Set task →
Pull every line containing "إسحاق" from the entries.

[Records from a data collection]
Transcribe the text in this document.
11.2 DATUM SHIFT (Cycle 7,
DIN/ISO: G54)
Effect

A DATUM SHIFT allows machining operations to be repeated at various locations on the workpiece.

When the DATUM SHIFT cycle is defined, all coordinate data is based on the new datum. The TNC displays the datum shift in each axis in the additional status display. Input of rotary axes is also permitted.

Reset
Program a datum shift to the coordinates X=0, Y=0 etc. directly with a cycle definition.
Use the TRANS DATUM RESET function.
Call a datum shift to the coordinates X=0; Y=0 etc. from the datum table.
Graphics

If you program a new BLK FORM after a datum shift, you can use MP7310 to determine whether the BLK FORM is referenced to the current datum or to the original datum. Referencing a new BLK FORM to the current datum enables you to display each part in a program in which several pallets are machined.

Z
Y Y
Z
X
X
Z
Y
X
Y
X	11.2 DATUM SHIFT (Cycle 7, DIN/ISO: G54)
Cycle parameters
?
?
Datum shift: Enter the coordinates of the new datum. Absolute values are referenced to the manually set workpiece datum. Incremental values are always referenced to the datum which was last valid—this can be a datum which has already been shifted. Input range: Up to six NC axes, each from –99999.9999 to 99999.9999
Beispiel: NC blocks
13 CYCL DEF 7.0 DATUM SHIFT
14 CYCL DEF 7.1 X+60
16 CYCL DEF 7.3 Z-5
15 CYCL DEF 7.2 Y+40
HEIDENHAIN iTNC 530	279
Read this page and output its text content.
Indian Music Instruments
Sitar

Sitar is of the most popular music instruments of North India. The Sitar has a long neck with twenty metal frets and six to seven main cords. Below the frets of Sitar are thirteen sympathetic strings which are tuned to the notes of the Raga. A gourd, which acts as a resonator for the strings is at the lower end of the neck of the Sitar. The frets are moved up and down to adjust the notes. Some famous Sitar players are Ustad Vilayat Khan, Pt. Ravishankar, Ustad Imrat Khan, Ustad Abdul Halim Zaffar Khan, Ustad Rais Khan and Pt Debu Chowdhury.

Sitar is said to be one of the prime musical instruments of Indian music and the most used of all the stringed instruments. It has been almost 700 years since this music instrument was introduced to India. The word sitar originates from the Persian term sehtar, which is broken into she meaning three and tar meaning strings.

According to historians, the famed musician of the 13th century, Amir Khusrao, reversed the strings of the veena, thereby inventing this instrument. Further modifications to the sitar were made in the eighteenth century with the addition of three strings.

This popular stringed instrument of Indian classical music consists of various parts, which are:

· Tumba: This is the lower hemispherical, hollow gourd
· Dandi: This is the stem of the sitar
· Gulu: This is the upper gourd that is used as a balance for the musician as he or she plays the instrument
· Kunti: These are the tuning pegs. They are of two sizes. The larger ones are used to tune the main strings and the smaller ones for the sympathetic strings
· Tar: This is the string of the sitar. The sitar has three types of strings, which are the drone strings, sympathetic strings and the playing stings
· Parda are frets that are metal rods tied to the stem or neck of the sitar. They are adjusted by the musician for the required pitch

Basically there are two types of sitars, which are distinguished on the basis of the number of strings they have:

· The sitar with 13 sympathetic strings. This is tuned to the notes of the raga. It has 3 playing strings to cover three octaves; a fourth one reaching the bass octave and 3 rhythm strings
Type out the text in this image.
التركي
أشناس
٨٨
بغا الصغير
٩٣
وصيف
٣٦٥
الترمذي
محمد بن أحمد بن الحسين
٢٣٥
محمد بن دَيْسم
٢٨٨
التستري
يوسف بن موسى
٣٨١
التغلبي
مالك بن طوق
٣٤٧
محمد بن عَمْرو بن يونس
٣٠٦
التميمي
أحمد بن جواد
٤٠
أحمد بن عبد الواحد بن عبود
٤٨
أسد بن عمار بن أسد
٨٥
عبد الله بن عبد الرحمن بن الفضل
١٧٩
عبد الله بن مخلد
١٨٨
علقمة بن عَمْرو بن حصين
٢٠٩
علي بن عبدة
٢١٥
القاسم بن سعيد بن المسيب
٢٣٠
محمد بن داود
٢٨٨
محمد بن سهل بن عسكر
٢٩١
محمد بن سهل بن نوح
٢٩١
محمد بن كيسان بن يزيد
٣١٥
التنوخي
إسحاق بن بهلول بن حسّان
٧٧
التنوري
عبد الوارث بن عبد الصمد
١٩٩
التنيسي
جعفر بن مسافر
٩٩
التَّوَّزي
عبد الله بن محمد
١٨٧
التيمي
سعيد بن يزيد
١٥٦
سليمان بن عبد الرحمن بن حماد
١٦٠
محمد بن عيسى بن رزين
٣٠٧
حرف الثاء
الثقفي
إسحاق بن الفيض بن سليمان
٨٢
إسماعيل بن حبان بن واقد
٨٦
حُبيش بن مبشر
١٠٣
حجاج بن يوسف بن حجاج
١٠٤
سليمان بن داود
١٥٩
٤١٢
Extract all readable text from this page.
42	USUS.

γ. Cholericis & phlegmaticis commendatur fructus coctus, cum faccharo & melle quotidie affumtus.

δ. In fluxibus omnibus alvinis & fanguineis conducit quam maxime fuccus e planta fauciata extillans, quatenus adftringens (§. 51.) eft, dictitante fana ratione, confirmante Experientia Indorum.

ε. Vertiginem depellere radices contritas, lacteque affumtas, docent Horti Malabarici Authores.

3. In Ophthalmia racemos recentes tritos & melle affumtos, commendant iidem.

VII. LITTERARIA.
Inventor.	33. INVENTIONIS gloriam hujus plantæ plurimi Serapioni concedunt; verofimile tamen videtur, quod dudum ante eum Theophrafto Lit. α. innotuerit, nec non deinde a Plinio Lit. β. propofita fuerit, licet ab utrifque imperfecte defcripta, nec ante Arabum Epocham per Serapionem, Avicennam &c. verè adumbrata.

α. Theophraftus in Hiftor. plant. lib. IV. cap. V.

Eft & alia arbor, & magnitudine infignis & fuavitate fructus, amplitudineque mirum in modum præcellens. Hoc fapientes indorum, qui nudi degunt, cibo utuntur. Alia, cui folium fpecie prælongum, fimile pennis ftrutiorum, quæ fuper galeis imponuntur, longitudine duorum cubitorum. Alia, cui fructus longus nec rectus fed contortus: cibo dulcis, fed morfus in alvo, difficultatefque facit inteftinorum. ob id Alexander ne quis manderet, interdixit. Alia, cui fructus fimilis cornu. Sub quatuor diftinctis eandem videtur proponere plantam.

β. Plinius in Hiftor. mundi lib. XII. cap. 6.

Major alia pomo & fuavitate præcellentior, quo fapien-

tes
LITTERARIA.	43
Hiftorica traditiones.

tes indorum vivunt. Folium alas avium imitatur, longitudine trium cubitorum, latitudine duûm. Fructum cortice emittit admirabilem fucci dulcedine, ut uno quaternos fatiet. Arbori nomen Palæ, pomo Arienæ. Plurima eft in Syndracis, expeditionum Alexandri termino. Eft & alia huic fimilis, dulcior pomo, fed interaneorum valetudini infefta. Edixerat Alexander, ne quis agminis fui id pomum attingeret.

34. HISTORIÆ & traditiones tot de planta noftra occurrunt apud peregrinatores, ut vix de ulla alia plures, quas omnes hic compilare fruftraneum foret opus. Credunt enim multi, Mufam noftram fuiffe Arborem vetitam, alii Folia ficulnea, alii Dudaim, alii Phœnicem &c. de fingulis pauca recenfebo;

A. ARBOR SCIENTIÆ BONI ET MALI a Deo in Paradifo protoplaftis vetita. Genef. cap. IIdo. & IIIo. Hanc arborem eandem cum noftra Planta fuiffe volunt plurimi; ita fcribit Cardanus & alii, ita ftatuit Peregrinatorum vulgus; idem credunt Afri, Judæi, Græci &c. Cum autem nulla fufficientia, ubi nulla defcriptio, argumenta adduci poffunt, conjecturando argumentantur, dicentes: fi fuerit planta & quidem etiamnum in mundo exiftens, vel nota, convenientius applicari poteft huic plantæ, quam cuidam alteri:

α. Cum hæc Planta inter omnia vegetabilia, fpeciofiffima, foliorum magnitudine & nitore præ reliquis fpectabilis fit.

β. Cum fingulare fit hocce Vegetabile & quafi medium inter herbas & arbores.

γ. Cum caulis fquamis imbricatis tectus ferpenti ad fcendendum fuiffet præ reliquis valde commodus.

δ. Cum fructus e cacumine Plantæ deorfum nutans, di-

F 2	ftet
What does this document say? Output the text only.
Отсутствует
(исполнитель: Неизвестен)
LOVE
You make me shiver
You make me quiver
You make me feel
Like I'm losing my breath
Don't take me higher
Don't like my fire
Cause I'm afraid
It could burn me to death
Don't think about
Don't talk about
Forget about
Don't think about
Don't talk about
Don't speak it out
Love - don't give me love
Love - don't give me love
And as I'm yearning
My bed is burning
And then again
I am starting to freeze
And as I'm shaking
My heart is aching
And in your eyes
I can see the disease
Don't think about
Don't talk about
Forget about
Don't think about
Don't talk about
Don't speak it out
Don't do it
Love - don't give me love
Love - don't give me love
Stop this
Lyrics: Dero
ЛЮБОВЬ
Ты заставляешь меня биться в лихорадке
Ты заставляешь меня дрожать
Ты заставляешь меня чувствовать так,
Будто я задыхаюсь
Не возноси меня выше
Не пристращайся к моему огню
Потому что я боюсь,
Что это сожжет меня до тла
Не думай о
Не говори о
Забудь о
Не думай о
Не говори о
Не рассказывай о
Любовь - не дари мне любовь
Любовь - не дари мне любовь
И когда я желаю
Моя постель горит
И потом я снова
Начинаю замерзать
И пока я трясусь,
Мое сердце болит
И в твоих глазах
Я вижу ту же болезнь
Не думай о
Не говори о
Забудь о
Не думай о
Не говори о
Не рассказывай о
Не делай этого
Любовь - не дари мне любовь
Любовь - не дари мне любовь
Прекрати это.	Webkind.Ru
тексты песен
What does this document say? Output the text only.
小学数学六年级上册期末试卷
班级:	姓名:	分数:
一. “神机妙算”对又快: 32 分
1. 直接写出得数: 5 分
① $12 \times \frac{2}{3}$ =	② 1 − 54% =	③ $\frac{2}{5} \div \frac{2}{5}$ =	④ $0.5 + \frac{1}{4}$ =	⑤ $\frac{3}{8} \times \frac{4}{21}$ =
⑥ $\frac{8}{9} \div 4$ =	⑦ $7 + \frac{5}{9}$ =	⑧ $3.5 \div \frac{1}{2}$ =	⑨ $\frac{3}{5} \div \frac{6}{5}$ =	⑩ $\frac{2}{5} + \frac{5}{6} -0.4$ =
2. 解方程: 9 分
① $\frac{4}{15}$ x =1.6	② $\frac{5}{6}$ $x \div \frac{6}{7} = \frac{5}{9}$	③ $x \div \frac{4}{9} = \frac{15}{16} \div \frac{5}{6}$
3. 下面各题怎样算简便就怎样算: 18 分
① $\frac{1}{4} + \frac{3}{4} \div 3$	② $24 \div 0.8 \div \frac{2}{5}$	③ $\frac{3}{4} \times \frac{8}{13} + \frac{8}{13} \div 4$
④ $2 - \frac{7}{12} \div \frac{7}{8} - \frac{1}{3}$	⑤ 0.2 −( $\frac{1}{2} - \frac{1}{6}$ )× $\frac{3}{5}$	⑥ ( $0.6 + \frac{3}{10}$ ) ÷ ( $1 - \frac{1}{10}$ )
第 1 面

Solution →
إسحاق بن بهلول بن حسّان
إسحاق بن الفيض بن سليمان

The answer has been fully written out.